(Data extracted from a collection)
__________________________________________________
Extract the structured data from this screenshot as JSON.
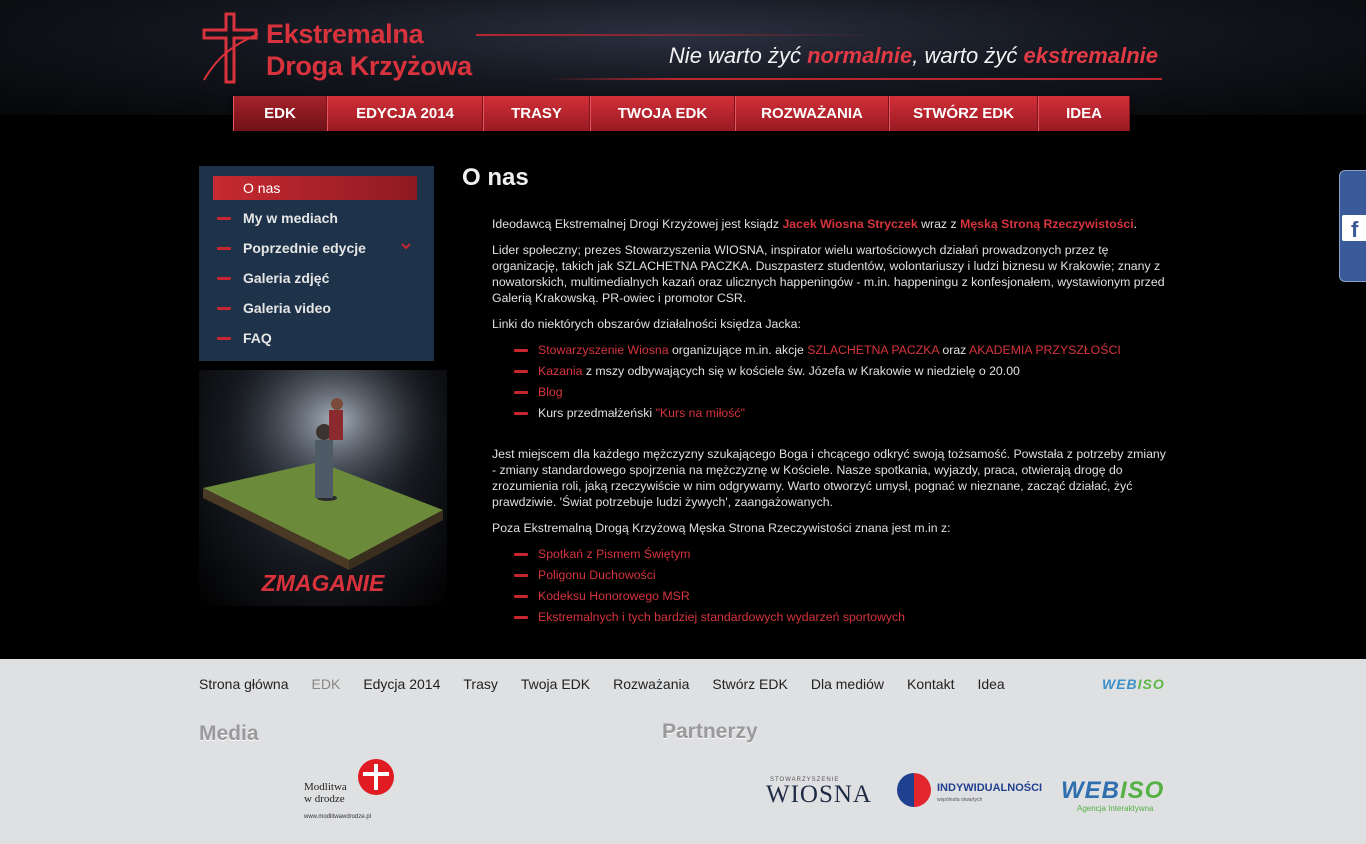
{
  "header": {
    "logo_line1": "Ekstremalna",
    "logo_line2": "Droga Krzyżowa",
    "tagline_a": "Nie warto żyć ",
    "tagline_b": "normalnie",
    "tagline_c": ", warto żyć ",
    "tagline_d": "ekstremalnie"
  },
  "nav": [
    "EDK",
    "EDYCJA 2014",
    "TRASY",
    "TWOJA EDK",
    "ROZWAŻANIA",
    "STWÓRZ EDK",
    "IDEA"
  ],
  "sidebar": {
    "items": [
      "O nas",
      "My w mediach",
      "Poprzednie edycje",
      "Galeria zdjęć",
      "Galeria video",
      "FAQ"
    ],
    "promo_title": "ZMAGANIE"
  },
  "content": {
    "title": "O nas",
    "p1_a": "Ideodawcą Ekstremalnej Drogi Krzyżowej jest ksiądz ",
    "p1_link1": "Jacek Wiosna Stryczek",
    "p1_b": " wraz z ",
    "p1_link2": "Męską Stroną Rzeczywistości",
    "p1_c": ".",
    "p2": "Lider społeczny; prezes Stowarzyszenia WIOSNA, inspirator wielu wartościowych działań prowadzonych przez tę organizację, takich jak SZLACHETNA PACZKA. Duszpasterz studentów, wolontariuszy i ludzi biznesu w Krakowie; znany z nowatorskich, multimedialnych kazań oraz ulicznych happeningów - m.in. happeningu z konfesjonałem, wystawionym przed Galerią Krakowską. PR-owiec i promotor CSR.",
    "p3": "Linki do niektórych obszarów działalności księdza Jacka:",
    "list1": {
      "i1_link": "Stowarzyszenie Wiosna",
      "i1_text": " organizujące m.in. akcje ",
      "i1_link2": "SZLACHETNA PACZKA",
      "i1_text2": " oraz ",
      "i1_link3": "AKADEMIA PRZYSZŁOŚCI",
      "i2_link": "Kazania",
      "i2_text": " z mszy odbywających się w kościele św. Józefa w Krakowie w niedzielę o 20.00",
      "i3_link": "Blog",
      "i4_text": "Kurs przedmałżeński ",
      "i4_link": "\"Kurs na miłość\""
    },
    "p4": "Jest miejscem dla każdego mężczyzny szukającego Boga i chcącego odkryć swoją tożsamość. Powstała z potrzeby zmiany - zmiany standardowego spojrzenia na mężczyznę w Kościele. Nasze spotkania, wyjazdy, praca, otwierają drogę do zrozumienia roli, jaką rzeczywiście w nim odgrywamy. Warto otworzyć umysł, pognać w nieznane, zacząć działać, żyć prawdziwie. 'Świat potrzebuje ludzi żywych', zaangażowanych.",
    "p5": "Poza Ekstremalną Drogą Krzyżową Męska Strona Rzeczywistości znana jest m.in z:",
    "list2": [
      "Spotkań z Pismem Świętym",
      "Poligonu Duchowości",
      "Kodeksu Honorowego MSR",
      "Ekstremalnych i tych bardziej standardowych wydarzeń sportowych"
    ]
  },
  "footer": {
    "nav": [
      "Strona główna",
      "EDK",
      "Edycja 2014",
      "Trasy",
      "Twoja EDK",
      "Rozważania",
      "Stwórz EDK",
      "Dla mediów",
      "Kontakt",
      "Idea"
    ],
    "media_title": "Media",
    "partners_title": "Partnerzy",
    "mwd_line1": "Modlitwa",
    "mwd_line2": "w drodze",
    "mwd_url": "www.modlitwawdrodze.pl",
    "wiosna_small": "STOWARZYSZENIE",
    "wiosna_big": "WIOSNA",
    "indyw": "INDYWIDUALNOŚCI",
    "indyw_sub": "wspólnota otwartych",
    "webiso_a": "WEB",
    "webiso_b": "ISO",
    "webiso_sub": "Agencja Interaktywna"
  },
  "colors": {
    "accent": "#d6343d",
    "sidebar": "#1e3249",
    "footer": "#dfe0e2",
    "facebook": "#3a5a99"
  }
}
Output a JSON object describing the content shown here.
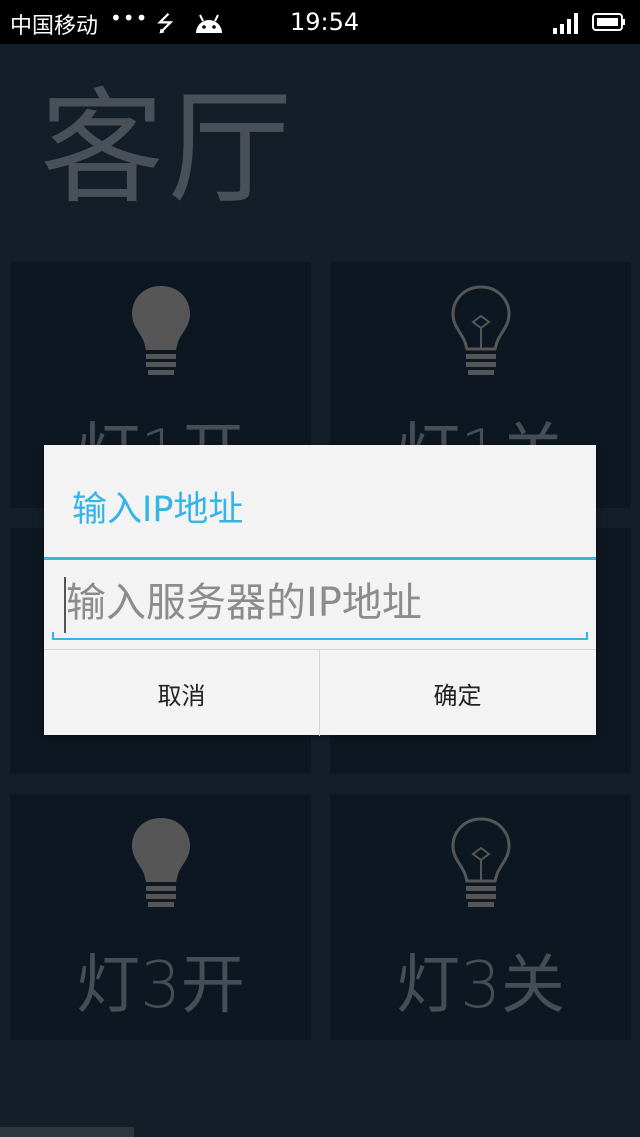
{
  "status_bar": {
    "carrier": "中国移动",
    "dots": "•••",
    "time": "19:54"
  },
  "screen": {
    "title": "客厅",
    "tiles": [
      {
        "label": "灯1开",
        "icon": "bulb-filled-icon"
      },
      {
        "label": "灯1关",
        "icon": "bulb-outline-icon"
      },
      {
        "label": "",
        "icon": "bulb-filled-icon"
      },
      {
        "label": "",
        "icon": "bulb-outline-icon"
      },
      {
        "label": "灯3开",
        "icon": "bulb-filled-icon"
      },
      {
        "label": "灯3关",
        "icon": "bulb-outline-icon"
      }
    ]
  },
  "dialog": {
    "title": "输入IP地址",
    "input_value": "",
    "input_placeholder": "输入服务器的IP地址",
    "cancel_label": "取消",
    "ok_label": "确定"
  },
  "colors": {
    "accent": "#33b5e5",
    "app_background": "#1d2d3d",
    "tile_background": "#142331",
    "dialog_background": "#f3f3f3"
  }
}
__________________________________________________
* [WHAT IS ASKED]
Give back only a number, the number of lines where the string "JSON" occurs.

* [SOLUTION TO THIS TASK]
2